Answer with a single number: the count of lines that hold "index".

Records from a collection of figures:
= = = =

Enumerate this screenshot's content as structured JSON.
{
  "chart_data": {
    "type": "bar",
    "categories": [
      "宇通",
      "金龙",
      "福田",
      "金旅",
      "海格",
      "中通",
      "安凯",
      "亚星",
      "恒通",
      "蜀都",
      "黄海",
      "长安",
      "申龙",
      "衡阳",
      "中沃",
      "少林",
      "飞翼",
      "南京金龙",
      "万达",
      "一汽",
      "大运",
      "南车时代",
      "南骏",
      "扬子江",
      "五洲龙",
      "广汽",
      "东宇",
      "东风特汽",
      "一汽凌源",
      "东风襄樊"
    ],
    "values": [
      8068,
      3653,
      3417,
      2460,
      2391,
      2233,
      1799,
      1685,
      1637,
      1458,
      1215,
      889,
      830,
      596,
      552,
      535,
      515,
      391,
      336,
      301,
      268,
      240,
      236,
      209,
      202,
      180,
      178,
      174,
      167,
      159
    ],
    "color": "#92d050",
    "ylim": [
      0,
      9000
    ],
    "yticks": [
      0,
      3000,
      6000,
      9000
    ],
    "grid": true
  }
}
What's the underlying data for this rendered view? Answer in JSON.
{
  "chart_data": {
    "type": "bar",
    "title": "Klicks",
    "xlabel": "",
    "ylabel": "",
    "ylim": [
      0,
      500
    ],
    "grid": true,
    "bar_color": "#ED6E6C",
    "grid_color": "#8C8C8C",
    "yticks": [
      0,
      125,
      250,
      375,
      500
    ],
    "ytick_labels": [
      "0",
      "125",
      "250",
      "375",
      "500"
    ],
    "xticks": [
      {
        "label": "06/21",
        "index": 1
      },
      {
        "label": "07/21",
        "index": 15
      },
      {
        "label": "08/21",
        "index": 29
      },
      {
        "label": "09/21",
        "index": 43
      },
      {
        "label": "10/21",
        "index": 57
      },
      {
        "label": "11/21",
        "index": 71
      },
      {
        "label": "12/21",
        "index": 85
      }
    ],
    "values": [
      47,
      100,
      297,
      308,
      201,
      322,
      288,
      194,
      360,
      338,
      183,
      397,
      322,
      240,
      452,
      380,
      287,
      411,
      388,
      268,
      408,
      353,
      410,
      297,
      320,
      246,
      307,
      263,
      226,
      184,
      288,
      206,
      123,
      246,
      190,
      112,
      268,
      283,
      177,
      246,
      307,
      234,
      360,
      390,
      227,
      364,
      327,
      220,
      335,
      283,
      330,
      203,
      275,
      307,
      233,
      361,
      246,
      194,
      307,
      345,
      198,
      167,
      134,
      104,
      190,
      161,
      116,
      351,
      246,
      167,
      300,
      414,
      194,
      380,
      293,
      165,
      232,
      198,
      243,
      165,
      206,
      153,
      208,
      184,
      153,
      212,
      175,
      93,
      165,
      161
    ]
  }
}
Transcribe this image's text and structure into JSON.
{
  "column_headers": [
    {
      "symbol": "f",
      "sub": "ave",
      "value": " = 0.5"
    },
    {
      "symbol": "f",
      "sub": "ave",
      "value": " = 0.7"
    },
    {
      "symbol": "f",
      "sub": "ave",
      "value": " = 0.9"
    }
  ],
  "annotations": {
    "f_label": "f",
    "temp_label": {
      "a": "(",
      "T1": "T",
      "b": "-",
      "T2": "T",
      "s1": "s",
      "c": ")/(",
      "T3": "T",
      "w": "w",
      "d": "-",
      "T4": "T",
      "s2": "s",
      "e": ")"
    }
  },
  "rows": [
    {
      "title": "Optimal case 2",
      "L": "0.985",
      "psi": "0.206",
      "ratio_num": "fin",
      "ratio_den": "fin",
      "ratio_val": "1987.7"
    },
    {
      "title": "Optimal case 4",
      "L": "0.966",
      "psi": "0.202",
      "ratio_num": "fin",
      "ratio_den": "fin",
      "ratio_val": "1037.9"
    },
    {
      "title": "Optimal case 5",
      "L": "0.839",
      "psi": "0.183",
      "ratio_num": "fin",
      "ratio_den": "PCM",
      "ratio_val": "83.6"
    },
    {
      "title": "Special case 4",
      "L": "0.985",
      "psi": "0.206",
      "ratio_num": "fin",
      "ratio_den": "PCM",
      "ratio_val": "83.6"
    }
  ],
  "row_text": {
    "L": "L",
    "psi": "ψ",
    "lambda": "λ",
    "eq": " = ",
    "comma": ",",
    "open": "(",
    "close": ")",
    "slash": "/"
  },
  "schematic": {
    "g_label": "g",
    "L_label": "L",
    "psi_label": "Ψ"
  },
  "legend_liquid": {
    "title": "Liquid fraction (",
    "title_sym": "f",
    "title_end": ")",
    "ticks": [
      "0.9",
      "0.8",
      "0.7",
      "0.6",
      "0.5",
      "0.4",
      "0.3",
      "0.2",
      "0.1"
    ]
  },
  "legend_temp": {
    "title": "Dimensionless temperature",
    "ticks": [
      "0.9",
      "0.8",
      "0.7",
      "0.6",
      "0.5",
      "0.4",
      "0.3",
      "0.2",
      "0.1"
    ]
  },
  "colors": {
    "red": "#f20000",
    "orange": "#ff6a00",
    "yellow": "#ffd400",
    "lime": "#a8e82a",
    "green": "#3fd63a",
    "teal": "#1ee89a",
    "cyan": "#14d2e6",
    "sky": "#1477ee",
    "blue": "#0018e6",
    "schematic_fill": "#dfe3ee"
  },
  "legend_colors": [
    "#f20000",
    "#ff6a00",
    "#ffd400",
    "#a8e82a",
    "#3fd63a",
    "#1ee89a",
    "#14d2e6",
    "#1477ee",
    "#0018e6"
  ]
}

= = = =

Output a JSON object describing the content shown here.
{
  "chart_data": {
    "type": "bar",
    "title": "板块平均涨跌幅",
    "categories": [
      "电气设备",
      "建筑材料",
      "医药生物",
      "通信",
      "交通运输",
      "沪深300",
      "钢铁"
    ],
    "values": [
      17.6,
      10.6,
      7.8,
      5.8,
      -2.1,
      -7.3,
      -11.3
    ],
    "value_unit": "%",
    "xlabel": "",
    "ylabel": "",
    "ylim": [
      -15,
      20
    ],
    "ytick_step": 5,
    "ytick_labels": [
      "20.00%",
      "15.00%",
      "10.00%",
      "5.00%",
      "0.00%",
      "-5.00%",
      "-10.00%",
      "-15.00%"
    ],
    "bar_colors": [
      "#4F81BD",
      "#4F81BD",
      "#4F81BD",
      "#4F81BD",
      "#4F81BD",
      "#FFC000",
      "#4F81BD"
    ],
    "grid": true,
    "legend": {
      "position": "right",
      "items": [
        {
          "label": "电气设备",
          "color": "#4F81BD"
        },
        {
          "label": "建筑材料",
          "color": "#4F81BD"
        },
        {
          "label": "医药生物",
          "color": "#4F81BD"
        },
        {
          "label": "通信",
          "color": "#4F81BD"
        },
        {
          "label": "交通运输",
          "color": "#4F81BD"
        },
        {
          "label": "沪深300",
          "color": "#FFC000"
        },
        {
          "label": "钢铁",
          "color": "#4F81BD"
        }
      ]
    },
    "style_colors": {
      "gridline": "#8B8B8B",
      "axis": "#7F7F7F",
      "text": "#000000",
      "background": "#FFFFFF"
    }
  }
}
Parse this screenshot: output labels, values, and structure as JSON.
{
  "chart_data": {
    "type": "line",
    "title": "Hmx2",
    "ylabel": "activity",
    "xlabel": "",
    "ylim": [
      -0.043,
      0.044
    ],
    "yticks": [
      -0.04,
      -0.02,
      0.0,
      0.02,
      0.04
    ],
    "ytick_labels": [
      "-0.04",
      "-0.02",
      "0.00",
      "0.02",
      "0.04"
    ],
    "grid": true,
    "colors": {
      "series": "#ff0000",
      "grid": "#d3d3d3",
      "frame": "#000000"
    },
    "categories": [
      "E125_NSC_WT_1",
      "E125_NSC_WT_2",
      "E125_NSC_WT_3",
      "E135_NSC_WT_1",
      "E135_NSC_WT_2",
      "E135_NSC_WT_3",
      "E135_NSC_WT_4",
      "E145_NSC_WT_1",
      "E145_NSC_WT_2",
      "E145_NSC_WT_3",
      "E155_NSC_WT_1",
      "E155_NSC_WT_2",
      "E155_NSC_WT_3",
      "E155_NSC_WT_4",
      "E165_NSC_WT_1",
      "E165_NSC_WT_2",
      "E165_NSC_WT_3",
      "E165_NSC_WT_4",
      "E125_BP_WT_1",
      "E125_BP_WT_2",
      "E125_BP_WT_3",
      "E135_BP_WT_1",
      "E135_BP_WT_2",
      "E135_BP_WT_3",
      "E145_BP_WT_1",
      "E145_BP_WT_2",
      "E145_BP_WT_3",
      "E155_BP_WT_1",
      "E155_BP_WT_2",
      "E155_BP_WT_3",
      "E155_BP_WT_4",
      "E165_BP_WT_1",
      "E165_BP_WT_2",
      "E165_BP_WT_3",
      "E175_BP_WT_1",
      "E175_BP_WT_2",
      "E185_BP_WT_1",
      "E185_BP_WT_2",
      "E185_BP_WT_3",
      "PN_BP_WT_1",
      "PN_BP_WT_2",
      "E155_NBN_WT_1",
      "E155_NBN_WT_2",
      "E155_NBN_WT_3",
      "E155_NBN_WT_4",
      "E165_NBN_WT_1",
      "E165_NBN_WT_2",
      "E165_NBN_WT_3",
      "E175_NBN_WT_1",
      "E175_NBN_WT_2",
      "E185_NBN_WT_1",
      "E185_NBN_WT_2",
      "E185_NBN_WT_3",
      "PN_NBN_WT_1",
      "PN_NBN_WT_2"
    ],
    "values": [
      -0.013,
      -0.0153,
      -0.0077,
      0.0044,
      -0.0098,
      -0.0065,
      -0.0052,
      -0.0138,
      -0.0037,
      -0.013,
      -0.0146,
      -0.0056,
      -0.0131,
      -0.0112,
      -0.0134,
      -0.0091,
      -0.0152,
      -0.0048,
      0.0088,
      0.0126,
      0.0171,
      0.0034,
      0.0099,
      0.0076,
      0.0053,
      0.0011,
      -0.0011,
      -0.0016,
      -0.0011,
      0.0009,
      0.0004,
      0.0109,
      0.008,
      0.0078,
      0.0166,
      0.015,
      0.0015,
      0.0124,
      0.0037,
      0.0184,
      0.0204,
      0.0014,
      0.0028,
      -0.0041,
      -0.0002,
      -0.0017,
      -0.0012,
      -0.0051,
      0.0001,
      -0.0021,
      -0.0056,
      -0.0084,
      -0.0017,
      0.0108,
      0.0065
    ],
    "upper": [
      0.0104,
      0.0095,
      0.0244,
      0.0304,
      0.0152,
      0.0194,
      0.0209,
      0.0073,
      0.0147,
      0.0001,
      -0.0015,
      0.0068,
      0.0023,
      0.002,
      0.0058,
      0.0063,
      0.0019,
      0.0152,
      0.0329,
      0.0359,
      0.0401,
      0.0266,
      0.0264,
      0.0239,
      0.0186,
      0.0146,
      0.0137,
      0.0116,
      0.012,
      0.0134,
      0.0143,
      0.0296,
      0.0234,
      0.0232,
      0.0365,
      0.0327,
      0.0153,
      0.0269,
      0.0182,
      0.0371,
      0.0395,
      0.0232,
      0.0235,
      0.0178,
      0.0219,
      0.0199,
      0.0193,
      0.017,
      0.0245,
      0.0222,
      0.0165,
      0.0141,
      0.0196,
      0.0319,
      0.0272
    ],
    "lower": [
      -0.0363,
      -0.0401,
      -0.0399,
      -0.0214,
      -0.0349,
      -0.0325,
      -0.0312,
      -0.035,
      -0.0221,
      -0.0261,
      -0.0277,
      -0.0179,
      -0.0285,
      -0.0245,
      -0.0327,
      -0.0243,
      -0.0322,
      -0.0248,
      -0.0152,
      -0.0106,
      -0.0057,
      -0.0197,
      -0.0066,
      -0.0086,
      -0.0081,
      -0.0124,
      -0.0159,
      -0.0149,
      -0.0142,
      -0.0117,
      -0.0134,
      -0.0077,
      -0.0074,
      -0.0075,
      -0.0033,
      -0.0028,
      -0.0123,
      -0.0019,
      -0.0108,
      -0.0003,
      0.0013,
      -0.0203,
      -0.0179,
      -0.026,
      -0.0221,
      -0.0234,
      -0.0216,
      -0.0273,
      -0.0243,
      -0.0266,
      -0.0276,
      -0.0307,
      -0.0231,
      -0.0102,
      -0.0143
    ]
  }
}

= = = =

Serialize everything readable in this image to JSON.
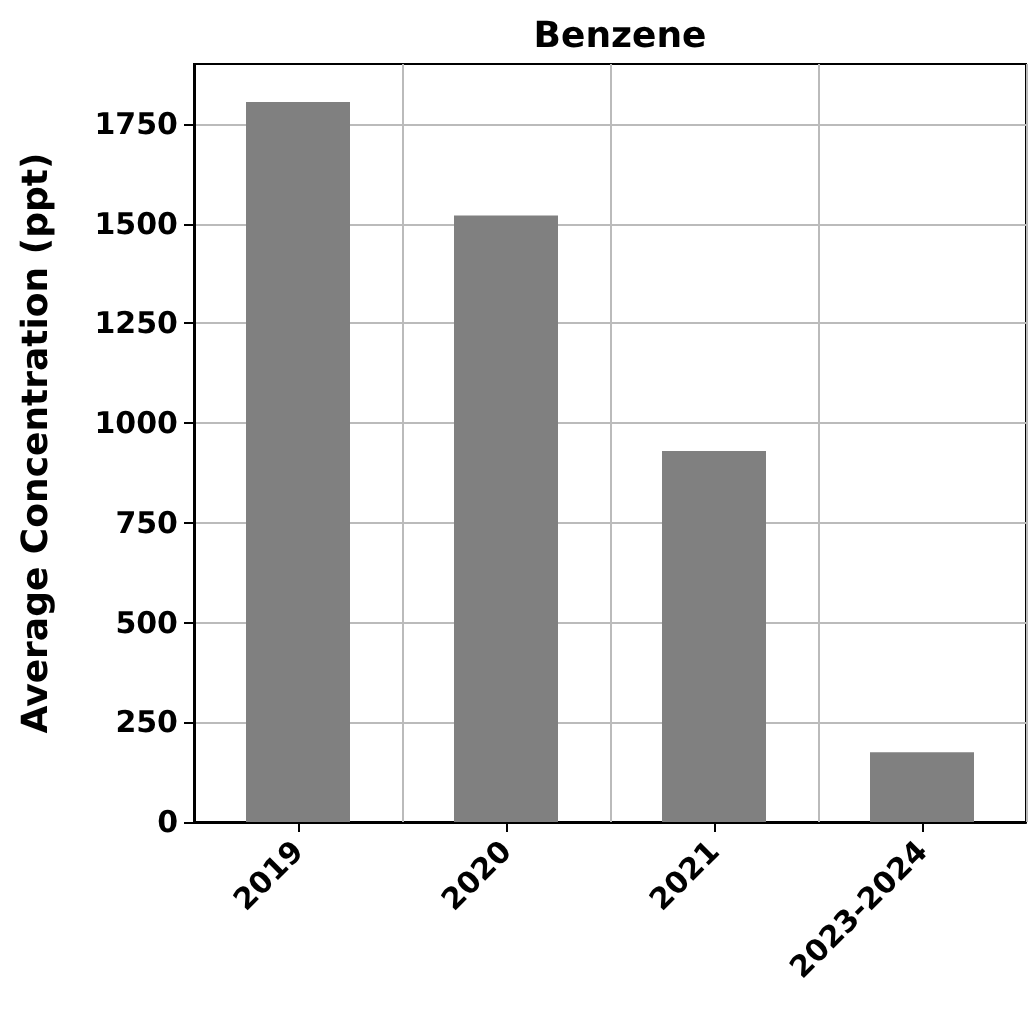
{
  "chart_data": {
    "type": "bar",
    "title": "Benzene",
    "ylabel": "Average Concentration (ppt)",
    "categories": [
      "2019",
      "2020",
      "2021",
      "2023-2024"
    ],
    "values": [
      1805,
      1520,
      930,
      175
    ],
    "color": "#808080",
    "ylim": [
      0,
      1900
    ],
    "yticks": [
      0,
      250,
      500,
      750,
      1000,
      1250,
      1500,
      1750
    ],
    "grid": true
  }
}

= = = =

_Exercise response_.
7